# [Stated problem]
Extract every line below, verbatim.

<<<<

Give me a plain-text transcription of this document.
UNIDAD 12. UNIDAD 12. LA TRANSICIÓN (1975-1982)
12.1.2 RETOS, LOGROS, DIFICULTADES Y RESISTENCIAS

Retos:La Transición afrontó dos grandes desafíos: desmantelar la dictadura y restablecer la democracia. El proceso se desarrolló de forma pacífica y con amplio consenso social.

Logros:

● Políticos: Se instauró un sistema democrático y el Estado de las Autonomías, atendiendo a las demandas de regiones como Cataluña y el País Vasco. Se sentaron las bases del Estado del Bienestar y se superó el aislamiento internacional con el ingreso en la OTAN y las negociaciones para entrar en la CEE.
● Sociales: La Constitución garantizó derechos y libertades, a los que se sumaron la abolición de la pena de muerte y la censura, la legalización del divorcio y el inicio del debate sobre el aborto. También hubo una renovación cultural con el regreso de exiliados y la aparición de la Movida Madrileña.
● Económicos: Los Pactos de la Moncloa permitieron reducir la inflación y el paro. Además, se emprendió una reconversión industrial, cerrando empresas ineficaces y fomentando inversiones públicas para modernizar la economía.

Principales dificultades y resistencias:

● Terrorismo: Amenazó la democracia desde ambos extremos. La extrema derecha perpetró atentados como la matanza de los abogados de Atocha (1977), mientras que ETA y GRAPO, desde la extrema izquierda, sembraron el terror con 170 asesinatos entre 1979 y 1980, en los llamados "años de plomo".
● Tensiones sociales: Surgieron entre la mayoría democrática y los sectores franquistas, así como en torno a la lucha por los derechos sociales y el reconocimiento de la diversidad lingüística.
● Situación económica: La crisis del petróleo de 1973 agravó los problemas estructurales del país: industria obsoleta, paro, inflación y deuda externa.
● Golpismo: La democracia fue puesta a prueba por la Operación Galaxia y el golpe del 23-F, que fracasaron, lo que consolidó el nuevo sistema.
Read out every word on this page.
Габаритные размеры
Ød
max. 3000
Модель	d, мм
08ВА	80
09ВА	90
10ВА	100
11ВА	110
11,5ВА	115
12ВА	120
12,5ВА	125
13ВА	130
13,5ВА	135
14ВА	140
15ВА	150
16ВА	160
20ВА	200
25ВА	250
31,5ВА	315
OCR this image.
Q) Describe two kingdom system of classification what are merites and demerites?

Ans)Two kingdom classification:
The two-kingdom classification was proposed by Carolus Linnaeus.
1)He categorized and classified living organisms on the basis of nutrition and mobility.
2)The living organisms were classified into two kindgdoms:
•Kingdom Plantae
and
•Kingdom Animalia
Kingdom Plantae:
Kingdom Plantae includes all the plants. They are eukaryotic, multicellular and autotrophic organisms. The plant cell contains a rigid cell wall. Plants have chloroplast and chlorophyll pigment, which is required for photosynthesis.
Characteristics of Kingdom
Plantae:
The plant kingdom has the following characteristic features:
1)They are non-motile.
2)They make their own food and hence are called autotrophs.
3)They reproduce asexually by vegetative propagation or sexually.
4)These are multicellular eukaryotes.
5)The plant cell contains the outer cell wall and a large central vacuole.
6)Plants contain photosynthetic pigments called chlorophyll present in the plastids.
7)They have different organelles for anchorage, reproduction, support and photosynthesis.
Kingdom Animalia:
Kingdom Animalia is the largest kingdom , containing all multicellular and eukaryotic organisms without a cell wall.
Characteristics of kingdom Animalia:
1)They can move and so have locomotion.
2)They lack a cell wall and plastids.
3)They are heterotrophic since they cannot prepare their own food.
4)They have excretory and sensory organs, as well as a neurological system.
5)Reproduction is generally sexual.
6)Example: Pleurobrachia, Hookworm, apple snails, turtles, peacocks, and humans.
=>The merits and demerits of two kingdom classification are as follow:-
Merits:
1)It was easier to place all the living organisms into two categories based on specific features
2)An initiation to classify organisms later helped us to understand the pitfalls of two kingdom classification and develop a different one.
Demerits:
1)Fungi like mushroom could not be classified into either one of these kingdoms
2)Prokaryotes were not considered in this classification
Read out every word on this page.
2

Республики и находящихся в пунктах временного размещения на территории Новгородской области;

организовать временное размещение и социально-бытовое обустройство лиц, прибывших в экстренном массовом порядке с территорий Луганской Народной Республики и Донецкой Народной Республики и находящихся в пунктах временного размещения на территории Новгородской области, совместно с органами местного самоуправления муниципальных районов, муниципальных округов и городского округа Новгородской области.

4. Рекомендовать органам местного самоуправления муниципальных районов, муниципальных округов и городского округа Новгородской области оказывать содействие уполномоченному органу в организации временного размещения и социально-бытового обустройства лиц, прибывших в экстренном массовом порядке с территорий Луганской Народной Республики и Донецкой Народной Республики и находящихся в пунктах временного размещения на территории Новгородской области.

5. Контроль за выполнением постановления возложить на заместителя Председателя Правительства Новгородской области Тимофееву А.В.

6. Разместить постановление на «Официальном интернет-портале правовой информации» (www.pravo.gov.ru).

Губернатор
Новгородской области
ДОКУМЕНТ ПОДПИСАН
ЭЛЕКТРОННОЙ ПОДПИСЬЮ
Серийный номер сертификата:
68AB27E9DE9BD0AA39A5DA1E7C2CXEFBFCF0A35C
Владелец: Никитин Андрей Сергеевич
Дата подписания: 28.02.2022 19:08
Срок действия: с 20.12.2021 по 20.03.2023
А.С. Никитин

>>>>

# [Task result]
Give me a plain-text transcription of this document.
UNIDAD 12. UNIDAD 12. LA TRANSICIÓN (1975-1982)
12.1.2 RETOS, LOGROS, DIFICULTADES Y RESISTENCIAS

Retos:La Transición afrontó dos grandes desafíos: desmantelar la dictadura y restablecer la democracia. El proceso se desarrolló de forma pacífica y con amplio consenso social.

Logros:

● Políticos: Se instauró un sistema democrático y el Estado de las Autonomías, atendiendo a las demandas de regiones como Cataluña y el País Vasco. Se sentaron las bases del Estado del Bienestar y se superó el aislamiento internacional con el ingreso en la OTAN y las negociaciones para entrar en la CEE.
● Sociales: La Constitución garantizó derechos y libertades, a los que se sumaron la abolición de la pena de muerte y la censura, la legalización del divorcio y el inicio del debate sobre el aborto. También hubo una renovación cultural con el regreso de exiliados y la aparición de la Movida Madrileña.
● Económicos: Los Pactos de la Moncloa permitieron reducir la inflación y el paro. Además, se emprendió una reconversión industrial, cerrando empresas ineficaces y fomentando inversiones públicas para modernizar la economía.

Principales dificultades y resistencias:

● Terrorismo: Amenazó la democracia desde ambos extremos. La extrema derecha perpetró atentados como la matanza de los abogados de Atocha (1977), mientras que ETA y GRAPO, desde la extrema izquierda, sembraron el terror con 170 asesinatos entre 1979 y 1980, en los llamados "años de plomo".
● Tensiones sociales: Surgieron entre la mayoría democrática y los sectores franquistas, así como en torno a la lucha por los derechos sociales y el reconocimiento de la diversidad lingüística.
● Situación económica: La crisis del petróleo de 1973 agravó los problemas estructurales del país: industria obsoleta, paro, inflación y deuda externa.
● Golpismo: La democracia fue puesta a prueba por la Operación Galaxia y el golpe del 23-F, que fracasaron, lo que consolidó el nuevo sistema.
Read out every word on this page.
Габаритные размеры
Ød
max. 3000
Модель	d, мм
08ВА	80
09ВА	90
10ВА	100
11ВА	110
11,5ВА	115
12ВА	120
12,5ВА	125
13ВА	130
13,5ВА	135
14ВА	140
15ВА	150
16ВА	160
20ВА	200
25ВА	250
31,5ВА	315
OCR this image.
Q) Describe two kingdom system of classification what are merites and demerites?

Ans)Two kingdom classification:
The two-kingdom classification was proposed by Carolus Linnaeus.
1)He categorized and classified living organisms on the basis of nutrition and mobility.
2)The living organisms were classified into two kindgdoms:
•Kingdom Plantae
and
•Kingdom Animalia
Kingdom Plantae:
Kingdom Plantae includes all the plants. They are eukaryotic, multicellular and autotrophic organisms. The plant cell contains a rigid cell wall. Plants have chloroplast and chlorophyll pigment, which is required for photosynthesis.
Characteristics of Kingdom
Plantae:
The plant kingdom has the following characteristic features:
1)They are non-motile.
2)They make their own food and hence are called autotrophs.
3)They reproduce asexually by vegetative propagation or sexually.
4)These are multicellular eukaryotes.
5)The plant cell contains the outer cell wall and a large central vacuole.
6)Plants contain photosynthetic pigments called chlorophyll present in the plastids.
7)They have different organelles for anchorage, reproduction, support and photosynthesis.
Kingdom Animalia:
Kingdom Animalia is the largest kingdom , containing all multicellular and eukaryotic organisms without a cell wall.
Characteristics of kingdom Animalia:
1)They can move and so have locomotion.
2)They lack a cell wall and plastids.
3)They are heterotrophic since they cannot prepare their own food.
4)They have excretory and sensory organs, as well as a neurological system.
5)Reproduction is generally sexual.
6)Example: Pleurobrachia, Hookworm, apple snails, turtles, peacocks, and humans.
=>The merits and demerits of two kingdom classification are as follow:-
Merits:
1)It was easier to place all the living organisms into two categories based on specific features
2)An initiation to classify organisms later helped us to understand the pitfalls of two kingdom classification and develop a different one.
Demerits:
1)Fungi like mushroom could not be classified into either one of these kingdoms
2)Prokaryotes were not considered in this classification
Read out every word on this page.
2

Республики и находящихся в пунктах временного размещения на территории Новгородской области;

организовать временное размещение и социально-бытовое обустройство лиц, прибывших в экстренном массовом порядке с территорий Луганской Народной Республики и Донецкой Народной Республики и находящихся в пунктах временного размещения на территории Новгородской области, совместно с органами местного самоуправления муниципальных районов, муниципальных округов и городского округа Новгородской области.

4. Рекомендовать органам местного самоуправления муниципальных районов, муниципальных округов и городского округа Новгородской области оказывать содействие уполномоченному органу в организации временного размещения и социально-бытового обустройства лиц, прибывших в экстренном массовом порядке с территорий Луганской Народной Республики и Донецкой Народной Республики и находящихся в пунктах временного размещения на территории Новгородской области.

5. Контроль за выполнением постановления возложить на заместителя Председателя Правительства Новгородской области Тимофееву А.В.

6. Разместить постановление на «Официальном интернет-портале правовой информации» (www.pravo.gov.ru).

Губернатор
Новгородской области
ДОКУМЕНТ ПОДПИСАН
ЭЛЕКТРОННОЙ ПОДПИСЬЮ
Серийный номер сертификата:
68AB27E9DE9BD0AA39A5DA1E7C2CXEFBFCF0A35C
Владелец: Никитин Андрей Сергеевич
Дата подписания: 28.02.2022 19:08
Срок действия: с 20.12.2021 по 20.03.2023
А.С. Никитин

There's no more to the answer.